All of the data that follows should be retyped exactly, please, except the pictures.

Data records
━━━━━━━━━━━━━━━━━━━━
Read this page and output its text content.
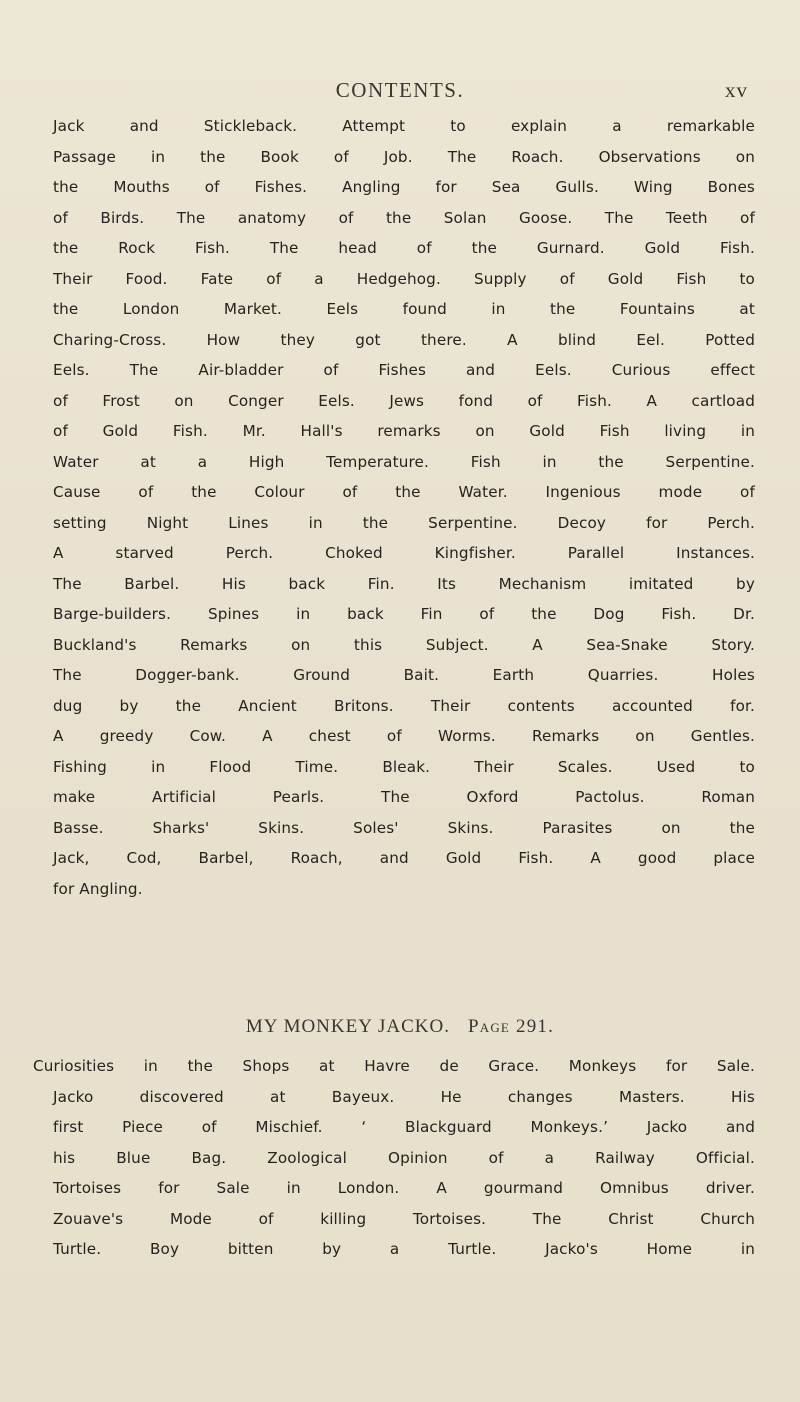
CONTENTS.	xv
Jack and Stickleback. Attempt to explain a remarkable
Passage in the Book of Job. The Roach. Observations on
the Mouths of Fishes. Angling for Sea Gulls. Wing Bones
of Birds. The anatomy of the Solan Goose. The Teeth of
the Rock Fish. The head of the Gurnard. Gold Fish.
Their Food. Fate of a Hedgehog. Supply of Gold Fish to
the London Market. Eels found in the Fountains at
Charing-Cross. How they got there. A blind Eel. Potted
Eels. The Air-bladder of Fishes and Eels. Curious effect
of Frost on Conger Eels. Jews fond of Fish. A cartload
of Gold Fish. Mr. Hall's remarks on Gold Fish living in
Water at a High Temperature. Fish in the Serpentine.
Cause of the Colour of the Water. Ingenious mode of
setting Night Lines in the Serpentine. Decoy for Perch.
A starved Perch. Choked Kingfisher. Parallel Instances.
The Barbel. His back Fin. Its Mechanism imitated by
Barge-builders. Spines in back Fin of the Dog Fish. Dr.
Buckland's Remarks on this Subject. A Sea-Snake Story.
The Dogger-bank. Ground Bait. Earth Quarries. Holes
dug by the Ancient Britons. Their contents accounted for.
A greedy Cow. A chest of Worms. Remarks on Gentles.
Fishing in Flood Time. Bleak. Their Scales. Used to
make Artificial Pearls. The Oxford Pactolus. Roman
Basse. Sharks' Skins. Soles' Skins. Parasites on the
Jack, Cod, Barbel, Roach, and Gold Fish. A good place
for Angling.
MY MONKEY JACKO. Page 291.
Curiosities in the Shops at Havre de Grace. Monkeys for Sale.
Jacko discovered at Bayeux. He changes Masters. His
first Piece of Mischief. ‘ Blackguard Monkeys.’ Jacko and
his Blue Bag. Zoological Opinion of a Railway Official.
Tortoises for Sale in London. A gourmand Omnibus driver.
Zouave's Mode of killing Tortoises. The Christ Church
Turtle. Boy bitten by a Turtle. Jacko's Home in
━━━━━━━━━━━━━━━━━━━━
WRITTEN RESPONSE:
Read this page and output its text content.
CONTENTS.	xv
Jack and Stickleback. Attempt to explain a remarkable
Passage in the Book of Job. The Roach. Observations on
the Mouths of Fishes. Angling for Sea Gulls. Wing Bones
of Birds. The anatomy of the Solan Goose. The Teeth of
the Rock Fish. The head of the Gurnard. Gold Fish.
Their Food. Fate of a Hedgehog. Supply of Gold Fish to
the London Market. Eels found in the Fountains at
Charing-Cross. How they got there. A blind Eel. Potted
Eels. The Air-bladder of Fishes and Eels. Curious effect
of Frost on Conger Eels. Jews fond of Fish. A cartload
of Gold Fish. Mr. Hall's remarks on Gold Fish living in
Water at a High Temperature. Fish in the Serpentine.
Cause of the Colour of the Water. Ingenious mode of
setting Night Lines in the Serpentine. Decoy for Perch.
A starved Perch. Choked Kingfisher. Parallel Instances.
The Barbel. His back Fin. Its Mechanism imitated by
Barge-builders. Spines in back Fin of the Dog Fish. Dr.
Buckland's Remarks on this Subject. A Sea-Snake Story.
The Dogger-bank. Ground Bait. Earth Quarries. Holes
dug by the Ancient Britons. Their contents accounted for.
A greedy Cow. A chest of Worms. Remarks on Gentles.
Fishing in Flood Time. Bleak. Their Scales. Used to
make Artificial Pearls. The Oxford Pactolus. Roman
Basse. Sharks' Skins. Soles' Skins. Parasites on the
Jack, Cod, Barbel, Roach, and Gold Fish. A good place
for Angling.
MY MONKEY JACKO. Page 291.
Curiosities in the Shops at Havre de Grace. Monkeys for Sale.
Jacko discovered at Bayeux. He changes Masters. His
first Piece of Mischief. ‘ Blackguard Monkeys.’ Jacko and
his Blue Bag. Zoological Opinion of a Railway Official.
Tortoises for Sale in London. A gourmand Omnibus driver.
Zouave's Mode of killing Tortoises. The Christ Church
Turtle. Boy bitten by a Turtle. Jacko's Home in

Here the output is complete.